The Role of T Lymphocytes in the Pathogenesis of Kawasaki Disease in an Animal Model

Abstract

Kawasaki disease (KD) is the most common cause of multisystem vasculitis in children in the developed world. Although KD is widely believed to be the result of an infectious agent, its etiology is still unknown. Past research has reported the possible role for bacterial superantigens in the induction of KD. Our laboratory has characterized a novel superantigen found in Lactobacillus casei cell wall extract (LCWE) which is responsible for triggering the immune response leading to KD-like coronary vasculitis in injected mice. In this study, we investigated the T helper subsets responsible for disease induction by studying expression of signature cytokines. LCWE was injected into susceptible mouse strains and RT-PCR, flow cytometry, and immunohistochemistry were performed on peripheral lymphoid tissue at set time-points. Expression and production of T helper subset associated cytokines were determined. Cardiac tissue was also similarly analyzed to determine the relationship between the immune response in the periphery to that in the heart end organ. Semi-quantitation of cytokine mRNA expression demonstrated a Th1 predominated phenotype in the periphery at days 1 to 3 post LCWE injection (IFNγ). This was followed by Th2 cytokine upregulation after day 3 (IL-4). Flow cytometry confirmed this finding by the detection of intracytoplasmic IFNγ and IL-4 at similar relative timepoints. In the heart end organ, IFNγ expression was found to be abnormally upregulated 42 days after LCWE injection. Infiltrates identified as T lymphocytes were seen as early as 3 days post LCWE injection and observed in all latter time points (up to 6 months). Different T lymphocyte subsets, at different times, are able to mediate the immunologic responses leading to inflammation. Dissecting this immune response to LCWE in mice gives important clues to the etiology of Kawasaki disease in humans.

○ ○ ○ ○

== WHAT THE TASK ASKS ==
Name every technique that the Kawasaki disease abstract above says was performed on peripheral lymphoid tissue after the LCWE injection.

○ ○ ○ ○

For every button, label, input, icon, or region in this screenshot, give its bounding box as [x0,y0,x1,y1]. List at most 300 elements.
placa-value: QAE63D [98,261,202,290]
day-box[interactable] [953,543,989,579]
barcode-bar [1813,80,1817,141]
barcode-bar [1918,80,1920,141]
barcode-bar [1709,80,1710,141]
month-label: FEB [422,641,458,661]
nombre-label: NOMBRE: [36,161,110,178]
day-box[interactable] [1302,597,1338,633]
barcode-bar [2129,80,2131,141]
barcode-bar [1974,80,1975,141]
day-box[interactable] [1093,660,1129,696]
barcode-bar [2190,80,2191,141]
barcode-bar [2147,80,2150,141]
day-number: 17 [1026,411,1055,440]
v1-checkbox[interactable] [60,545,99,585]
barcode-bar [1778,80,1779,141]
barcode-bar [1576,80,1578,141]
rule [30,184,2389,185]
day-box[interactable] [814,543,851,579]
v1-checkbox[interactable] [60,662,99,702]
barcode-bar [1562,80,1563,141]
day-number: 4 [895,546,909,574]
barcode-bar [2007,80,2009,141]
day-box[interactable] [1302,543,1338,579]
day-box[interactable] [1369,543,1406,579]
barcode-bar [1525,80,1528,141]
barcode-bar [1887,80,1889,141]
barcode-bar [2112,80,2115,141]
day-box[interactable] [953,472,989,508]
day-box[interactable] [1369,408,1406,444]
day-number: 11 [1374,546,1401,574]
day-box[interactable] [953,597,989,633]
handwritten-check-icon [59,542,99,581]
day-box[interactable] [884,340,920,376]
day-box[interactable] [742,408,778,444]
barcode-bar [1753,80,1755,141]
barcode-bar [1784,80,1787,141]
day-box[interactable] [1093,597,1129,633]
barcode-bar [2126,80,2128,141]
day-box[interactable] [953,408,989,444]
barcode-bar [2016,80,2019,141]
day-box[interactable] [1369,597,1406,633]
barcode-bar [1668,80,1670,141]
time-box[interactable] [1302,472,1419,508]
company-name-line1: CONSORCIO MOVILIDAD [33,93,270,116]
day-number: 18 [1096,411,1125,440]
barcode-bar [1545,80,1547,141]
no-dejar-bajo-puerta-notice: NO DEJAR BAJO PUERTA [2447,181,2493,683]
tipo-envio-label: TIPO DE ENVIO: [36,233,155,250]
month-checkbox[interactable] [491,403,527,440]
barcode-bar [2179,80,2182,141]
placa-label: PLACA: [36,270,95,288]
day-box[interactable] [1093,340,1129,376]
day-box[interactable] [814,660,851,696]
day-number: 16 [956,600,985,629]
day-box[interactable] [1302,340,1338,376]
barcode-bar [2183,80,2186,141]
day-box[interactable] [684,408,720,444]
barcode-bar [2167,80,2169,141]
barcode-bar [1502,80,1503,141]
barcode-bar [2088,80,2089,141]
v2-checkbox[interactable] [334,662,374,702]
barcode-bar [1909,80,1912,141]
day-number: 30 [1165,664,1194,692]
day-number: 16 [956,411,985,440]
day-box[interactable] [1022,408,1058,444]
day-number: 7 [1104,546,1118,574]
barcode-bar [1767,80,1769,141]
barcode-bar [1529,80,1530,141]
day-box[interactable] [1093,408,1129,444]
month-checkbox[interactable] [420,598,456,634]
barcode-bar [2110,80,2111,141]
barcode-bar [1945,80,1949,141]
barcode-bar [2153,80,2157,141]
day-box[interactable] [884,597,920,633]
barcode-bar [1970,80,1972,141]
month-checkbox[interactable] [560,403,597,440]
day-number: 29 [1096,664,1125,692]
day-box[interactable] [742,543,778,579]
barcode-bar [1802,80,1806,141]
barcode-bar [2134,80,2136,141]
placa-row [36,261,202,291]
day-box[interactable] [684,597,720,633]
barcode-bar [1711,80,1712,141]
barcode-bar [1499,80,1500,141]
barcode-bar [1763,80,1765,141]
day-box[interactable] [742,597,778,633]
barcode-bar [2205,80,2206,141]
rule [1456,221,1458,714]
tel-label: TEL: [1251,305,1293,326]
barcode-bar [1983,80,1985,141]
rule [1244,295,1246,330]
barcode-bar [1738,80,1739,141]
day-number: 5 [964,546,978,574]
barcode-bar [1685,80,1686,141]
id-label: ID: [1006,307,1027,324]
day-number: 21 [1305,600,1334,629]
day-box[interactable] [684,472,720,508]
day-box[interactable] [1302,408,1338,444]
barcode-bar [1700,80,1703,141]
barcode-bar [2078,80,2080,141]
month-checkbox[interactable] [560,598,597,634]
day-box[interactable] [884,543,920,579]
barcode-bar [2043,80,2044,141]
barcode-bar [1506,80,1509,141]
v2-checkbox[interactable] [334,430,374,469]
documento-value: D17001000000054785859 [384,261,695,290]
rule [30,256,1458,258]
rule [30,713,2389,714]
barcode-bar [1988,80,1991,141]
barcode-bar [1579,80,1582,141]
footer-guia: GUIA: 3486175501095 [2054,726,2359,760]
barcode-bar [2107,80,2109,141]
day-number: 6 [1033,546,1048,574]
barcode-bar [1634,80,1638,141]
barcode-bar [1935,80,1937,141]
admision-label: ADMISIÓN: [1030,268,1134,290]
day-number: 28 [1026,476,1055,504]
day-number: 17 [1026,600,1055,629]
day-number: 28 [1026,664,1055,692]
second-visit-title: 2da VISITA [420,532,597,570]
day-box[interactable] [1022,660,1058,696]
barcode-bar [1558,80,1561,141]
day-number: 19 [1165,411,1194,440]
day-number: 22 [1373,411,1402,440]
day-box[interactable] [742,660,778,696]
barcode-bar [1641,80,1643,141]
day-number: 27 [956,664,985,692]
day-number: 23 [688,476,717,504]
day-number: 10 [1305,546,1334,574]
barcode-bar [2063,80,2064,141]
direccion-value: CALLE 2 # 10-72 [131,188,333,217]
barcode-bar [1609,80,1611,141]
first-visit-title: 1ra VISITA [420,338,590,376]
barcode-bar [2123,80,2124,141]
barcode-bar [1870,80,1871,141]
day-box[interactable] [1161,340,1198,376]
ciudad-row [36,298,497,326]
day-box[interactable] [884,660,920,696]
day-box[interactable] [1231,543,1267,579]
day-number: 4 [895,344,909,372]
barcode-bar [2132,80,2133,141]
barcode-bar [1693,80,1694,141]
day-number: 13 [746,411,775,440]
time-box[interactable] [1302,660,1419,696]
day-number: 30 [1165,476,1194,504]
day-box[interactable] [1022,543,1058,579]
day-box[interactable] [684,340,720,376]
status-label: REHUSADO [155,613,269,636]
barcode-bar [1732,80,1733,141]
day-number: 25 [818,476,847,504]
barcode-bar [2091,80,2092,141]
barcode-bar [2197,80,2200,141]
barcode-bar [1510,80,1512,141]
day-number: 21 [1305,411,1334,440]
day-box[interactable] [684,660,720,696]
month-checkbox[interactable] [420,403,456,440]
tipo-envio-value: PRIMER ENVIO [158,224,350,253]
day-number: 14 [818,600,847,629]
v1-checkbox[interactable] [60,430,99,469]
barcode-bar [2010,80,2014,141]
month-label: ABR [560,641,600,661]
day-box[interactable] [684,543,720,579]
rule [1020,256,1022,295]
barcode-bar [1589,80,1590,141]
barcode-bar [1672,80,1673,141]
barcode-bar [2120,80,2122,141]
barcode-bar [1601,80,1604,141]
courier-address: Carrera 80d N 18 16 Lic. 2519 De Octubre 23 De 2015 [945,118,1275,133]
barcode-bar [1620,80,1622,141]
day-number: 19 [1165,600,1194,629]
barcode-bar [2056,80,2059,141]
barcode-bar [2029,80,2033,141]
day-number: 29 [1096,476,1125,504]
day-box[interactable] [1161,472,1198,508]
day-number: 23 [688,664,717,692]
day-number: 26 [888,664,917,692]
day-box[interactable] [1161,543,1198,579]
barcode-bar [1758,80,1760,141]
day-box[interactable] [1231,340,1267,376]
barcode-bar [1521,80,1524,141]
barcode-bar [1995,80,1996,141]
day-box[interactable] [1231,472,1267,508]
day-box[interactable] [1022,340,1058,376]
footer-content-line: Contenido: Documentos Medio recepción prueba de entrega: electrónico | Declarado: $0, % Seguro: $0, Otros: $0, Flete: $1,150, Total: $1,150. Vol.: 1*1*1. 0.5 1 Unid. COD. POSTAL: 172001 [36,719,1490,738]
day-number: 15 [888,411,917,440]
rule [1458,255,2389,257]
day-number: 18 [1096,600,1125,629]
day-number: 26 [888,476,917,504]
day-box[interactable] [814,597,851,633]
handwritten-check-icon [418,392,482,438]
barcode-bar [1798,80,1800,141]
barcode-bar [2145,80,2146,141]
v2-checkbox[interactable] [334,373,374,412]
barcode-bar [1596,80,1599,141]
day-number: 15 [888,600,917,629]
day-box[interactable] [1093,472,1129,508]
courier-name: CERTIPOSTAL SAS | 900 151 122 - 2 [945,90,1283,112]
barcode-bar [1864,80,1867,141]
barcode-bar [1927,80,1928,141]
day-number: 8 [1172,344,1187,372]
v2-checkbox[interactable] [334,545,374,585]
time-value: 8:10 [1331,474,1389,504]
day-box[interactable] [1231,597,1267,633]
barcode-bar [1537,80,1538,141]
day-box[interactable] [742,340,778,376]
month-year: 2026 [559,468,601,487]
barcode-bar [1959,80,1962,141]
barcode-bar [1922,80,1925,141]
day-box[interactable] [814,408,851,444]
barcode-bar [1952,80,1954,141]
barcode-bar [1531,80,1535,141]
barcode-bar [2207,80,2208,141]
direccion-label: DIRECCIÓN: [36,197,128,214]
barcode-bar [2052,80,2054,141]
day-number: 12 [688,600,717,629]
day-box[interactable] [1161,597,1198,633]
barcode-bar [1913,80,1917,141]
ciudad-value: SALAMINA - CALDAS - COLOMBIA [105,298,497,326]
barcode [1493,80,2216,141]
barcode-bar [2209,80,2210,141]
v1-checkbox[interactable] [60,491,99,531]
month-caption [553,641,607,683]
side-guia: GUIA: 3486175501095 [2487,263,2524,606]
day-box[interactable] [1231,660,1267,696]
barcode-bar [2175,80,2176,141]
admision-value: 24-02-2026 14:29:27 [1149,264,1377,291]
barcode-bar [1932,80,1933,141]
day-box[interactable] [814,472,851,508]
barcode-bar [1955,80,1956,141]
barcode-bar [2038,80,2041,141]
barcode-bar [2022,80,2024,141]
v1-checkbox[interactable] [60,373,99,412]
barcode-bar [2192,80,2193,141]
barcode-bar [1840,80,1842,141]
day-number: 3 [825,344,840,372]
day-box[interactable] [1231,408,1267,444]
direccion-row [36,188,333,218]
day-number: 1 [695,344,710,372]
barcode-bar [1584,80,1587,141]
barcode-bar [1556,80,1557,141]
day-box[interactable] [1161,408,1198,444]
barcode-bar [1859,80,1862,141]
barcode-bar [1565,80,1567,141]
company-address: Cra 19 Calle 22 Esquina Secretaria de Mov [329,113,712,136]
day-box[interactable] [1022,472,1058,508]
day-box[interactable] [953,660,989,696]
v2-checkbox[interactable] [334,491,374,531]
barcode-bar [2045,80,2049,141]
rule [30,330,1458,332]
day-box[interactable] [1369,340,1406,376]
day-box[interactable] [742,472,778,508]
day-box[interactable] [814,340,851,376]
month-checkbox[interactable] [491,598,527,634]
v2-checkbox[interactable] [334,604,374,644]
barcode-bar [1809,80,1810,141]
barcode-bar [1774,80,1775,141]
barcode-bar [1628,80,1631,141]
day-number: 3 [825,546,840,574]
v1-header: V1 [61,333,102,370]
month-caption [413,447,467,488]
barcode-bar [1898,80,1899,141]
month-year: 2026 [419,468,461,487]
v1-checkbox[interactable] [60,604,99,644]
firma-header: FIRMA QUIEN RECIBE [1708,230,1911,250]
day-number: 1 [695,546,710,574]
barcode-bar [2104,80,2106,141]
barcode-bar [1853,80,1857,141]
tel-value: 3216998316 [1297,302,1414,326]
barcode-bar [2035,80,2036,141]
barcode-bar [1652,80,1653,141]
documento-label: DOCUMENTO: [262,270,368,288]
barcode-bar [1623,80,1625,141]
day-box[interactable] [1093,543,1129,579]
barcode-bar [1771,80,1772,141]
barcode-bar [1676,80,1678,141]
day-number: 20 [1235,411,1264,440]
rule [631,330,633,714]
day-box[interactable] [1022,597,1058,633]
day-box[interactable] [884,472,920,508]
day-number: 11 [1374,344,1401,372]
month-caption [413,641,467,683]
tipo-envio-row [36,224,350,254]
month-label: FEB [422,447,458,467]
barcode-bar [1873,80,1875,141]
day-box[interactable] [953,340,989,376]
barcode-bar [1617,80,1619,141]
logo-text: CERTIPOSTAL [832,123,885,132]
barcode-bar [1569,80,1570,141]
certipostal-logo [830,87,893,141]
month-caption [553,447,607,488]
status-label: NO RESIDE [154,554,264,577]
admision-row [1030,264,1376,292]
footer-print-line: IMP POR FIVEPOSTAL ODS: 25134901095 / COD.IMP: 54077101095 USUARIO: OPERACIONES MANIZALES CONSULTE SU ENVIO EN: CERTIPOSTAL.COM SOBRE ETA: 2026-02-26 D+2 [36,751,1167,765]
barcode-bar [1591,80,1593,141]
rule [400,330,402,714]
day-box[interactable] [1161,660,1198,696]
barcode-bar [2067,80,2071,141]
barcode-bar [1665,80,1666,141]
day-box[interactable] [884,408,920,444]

○ ○ ○ ○

== ANSWER FOR THE TASK ==
RT-PCR, flow cytometry, and immunohistochemistry.